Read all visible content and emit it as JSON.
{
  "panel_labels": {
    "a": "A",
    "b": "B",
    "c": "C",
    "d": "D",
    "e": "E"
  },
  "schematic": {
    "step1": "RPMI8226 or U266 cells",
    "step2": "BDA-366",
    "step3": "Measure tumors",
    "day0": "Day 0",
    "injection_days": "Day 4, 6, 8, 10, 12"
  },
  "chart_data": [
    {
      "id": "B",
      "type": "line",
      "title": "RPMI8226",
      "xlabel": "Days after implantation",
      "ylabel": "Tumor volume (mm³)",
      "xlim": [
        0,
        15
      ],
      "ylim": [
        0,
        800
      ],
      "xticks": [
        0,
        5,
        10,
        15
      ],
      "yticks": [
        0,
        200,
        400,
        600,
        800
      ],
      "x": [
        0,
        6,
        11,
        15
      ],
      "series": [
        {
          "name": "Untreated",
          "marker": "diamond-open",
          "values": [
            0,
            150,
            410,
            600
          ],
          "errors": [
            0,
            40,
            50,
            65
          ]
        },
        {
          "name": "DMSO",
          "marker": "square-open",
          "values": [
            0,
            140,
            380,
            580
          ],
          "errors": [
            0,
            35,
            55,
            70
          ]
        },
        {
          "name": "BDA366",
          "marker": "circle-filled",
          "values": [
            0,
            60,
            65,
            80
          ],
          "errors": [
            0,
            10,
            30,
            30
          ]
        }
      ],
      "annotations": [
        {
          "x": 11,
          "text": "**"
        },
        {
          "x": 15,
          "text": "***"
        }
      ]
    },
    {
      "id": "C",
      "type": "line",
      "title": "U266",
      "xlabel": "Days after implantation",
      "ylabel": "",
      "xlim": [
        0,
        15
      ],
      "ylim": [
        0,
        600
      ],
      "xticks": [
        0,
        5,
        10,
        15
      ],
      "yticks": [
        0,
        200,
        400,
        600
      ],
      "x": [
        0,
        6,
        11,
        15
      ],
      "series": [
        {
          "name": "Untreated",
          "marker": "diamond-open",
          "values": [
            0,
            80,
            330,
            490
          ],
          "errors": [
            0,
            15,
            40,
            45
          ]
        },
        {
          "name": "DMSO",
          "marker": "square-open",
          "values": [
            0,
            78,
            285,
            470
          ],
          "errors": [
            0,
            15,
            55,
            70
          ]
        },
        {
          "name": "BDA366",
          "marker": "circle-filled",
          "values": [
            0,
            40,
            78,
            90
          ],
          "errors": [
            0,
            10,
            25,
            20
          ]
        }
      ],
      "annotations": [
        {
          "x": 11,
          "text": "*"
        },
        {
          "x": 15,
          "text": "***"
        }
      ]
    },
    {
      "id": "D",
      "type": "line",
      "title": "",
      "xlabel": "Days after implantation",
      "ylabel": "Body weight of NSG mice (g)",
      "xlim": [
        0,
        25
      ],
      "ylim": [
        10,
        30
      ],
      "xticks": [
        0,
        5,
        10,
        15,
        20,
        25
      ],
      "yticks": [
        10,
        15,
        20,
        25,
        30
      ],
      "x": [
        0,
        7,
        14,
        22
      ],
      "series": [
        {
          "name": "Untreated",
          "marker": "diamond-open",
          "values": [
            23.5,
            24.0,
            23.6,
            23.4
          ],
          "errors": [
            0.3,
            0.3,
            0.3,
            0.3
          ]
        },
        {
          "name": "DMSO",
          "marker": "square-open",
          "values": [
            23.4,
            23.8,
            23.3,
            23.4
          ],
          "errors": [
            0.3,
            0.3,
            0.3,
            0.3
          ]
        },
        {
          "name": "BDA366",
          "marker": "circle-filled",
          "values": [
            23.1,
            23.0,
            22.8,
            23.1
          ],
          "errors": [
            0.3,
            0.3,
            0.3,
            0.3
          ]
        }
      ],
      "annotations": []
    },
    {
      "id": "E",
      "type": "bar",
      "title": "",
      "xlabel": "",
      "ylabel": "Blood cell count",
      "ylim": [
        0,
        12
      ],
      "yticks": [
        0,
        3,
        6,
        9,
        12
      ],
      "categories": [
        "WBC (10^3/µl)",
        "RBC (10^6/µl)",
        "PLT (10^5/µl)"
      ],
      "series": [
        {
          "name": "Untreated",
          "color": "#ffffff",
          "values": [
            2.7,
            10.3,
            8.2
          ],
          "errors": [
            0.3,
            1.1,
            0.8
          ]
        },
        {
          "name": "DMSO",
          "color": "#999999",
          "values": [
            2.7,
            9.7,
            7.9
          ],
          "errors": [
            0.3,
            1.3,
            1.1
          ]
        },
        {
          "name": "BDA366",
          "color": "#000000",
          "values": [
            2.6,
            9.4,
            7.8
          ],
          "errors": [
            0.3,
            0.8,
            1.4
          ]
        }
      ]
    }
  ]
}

**What the task requires:** Output the records exactly.

**Solution to this problem:**
Read all visible content and emit it as JSON.
{
  "panel_labels": {
    "a": "A",
    "b": "B",
    "c": "C",
    "d": "D",
    "e": "E"
  },
  "schematic": {
    "step1": "RPMI8226 or U266 cells",
    "step2": "BDA-366",
    "step3": "Measure tumors",
    "day0": "Day 0",
    "injection_days": "Day 4, 6, 8, 10, 12"
  },
  "chart_data": [
    {
      "id": "B",
      "type": "line",
      "title": "RPMI8226",
      "xlabel": "Days after implantation",
      "ylabel": "Tumor volume (mm³)",
      "xlim": [
        0,
        15
      ],
      "ylim": [
        0,
        800
      ],
      "xticks": [
        0,
        5,
        10,
        15
      ],
      "yticks": [
        0,
        200,
        400,
        600,
        800
      ],
      "x": [
        0,
        6,
        11,
        15
      ],
      "series": [
        {
          "name": "Untreated",
          "marker": "diamond-open",
          "values": [
            0,
            150,
            410,
            600
          ],
          "errors": [
            0,
            40,
            50,
            65
          ]
        },
        {
          "name": "DMSO",
          "marker": "square-open",
          "values": [
            0,
            140,
            380,
            580
          ],
          "errors": [
            0,
            35,
            55,
            70
          ]
        },
        {
          "name": "BDA366",
          "marker": "circle-filled",
          "values": [
            0,
            60,
            65,
            80
          ],
          "errors": [
            0,
            10,
            30,
            30
          ]
        }
      ],
      "annotations": [
        {
          "x": 11,
          "text": "**"
        },
        {
          "x": 15,
          "text": "***"
        }
      ]
    },
    {
      "id": "C",
      "type": "line",
      "title": "U266",
      "xlabel": "Days after implantation",
      "ylabel": "",
      "xlim": [
        0,
        15
      ],
      "ylim": [
        0,
        600
      ],
      "xticks": [
        0,
        5,
        10,
        15
      ],
      "yticks": [
        0,
        200,
        400,
        600
      ],
      "x": [
        0,
        6,
        11,
        15
      ],
      "series": [
        {
          "name": "Untreated",
          "marker": "diamond-open",
          "values": [
            0,
            80,
            330,
            490
          ],
          "errors": [
            0,
            15,
            40,
            45
          ]
        },
        {
          "name": "DMSO",
          "marker": "square-open",
          "values": [
            0,
            78,
            285,
            470
          ],
          "errors": [
            0,
            15,
            55,
            70
          ]
        },
        {
          "name": "BDA366",
          "marker": "circle-filled",
          "values": [
            0,
            40,
            78,
            90
          ],
          "errors": [
            0,
            10,
            25,
            20
          ]
        }
      ],
      "annotations": [
        {
          "x": 11,
          "text": "*"
        },
        {
          "x": 15,
          "text": "***"
        }
      ]
    },
    {
      "id": "D",
      "type": "line",
      "title": "",
      "xlabel": "Days after implantation",
      "ylabel": "Body weight of NSG mice (g)",
      "xlim": [
        0,
        25
      ],
      "ylim": [
        10,
        30
      ],
      "xticks": [
        0,
        5,
        10,
        15,
        20,
        25
      ],
      "yticks": [
        10,
        15,
        20,
        25,
        30
      ],
      "x": [
        0,
        7,
        14,
        22
      ],
      "series": [
        {
          "name": "Untreated",
          "marker": "diamond-open",
          "values": [
            23.5,
            24.0,
            23.6,
            23.4
          ],
          "errors": [
            0.3,
            0.3,
            0.3,
            0.3
          ]
        },
        {
          "name": "DMSO",
          "marker": "square-open",
          "values": [
            23.4,
            23.8,
            23.3,
            23.4
          ],
          "errors": [
            0.3,
            0.3,
            0.3,
            0.3
          ]
        },
        {
          "name": "BDA366",
          "marker": "circle-filled",
          "values": [
            23.1,
            23.0,
            22.8,
            23.1
          ],
          "errors": [
            0.3,
            0.3,
            0.3,
            0.3
          ]
        }
      ],
      "annotations": []
    },
    {
      "id": "E",
      "type": "bar",
      "title": "",
      "xlabel": "",
      "ylabel": "Blood cell count",
      "ylim": [
        0,
        12
      ],
      "yticks": [
        0,
        3,
        6,
        9,
        12
      ],
      "categories": [
        "WBC (10^3/µl)",
        "RBC (10^6/µl)",
        "PLT (10^5/µl)"
      ],
      "series": [
        {
          "name": "Untreated",
          "color": "#ffffff",
          "values": [
            2.7,
            10.3,
            8.2
          ],
          "errors": [
            0.3,
            1.1,
            0.8
          ]
        },
        {
          "name": "DMSO",
          "color": "#999999",
          "values": [
            2.7,
            9.7,
            7.9
          ],
          "errors": [
            0.3,
            1.3,
            1.1
          ]
        },
        {
          "name": "BDA366",
          "color": "#000000",
          "values": [
            2.6,
            9.4,
            7.8
          ],
          "errors": [
            0.3,
            0.8,
            1.4
          ]
        }
      ]
    }
  ]
}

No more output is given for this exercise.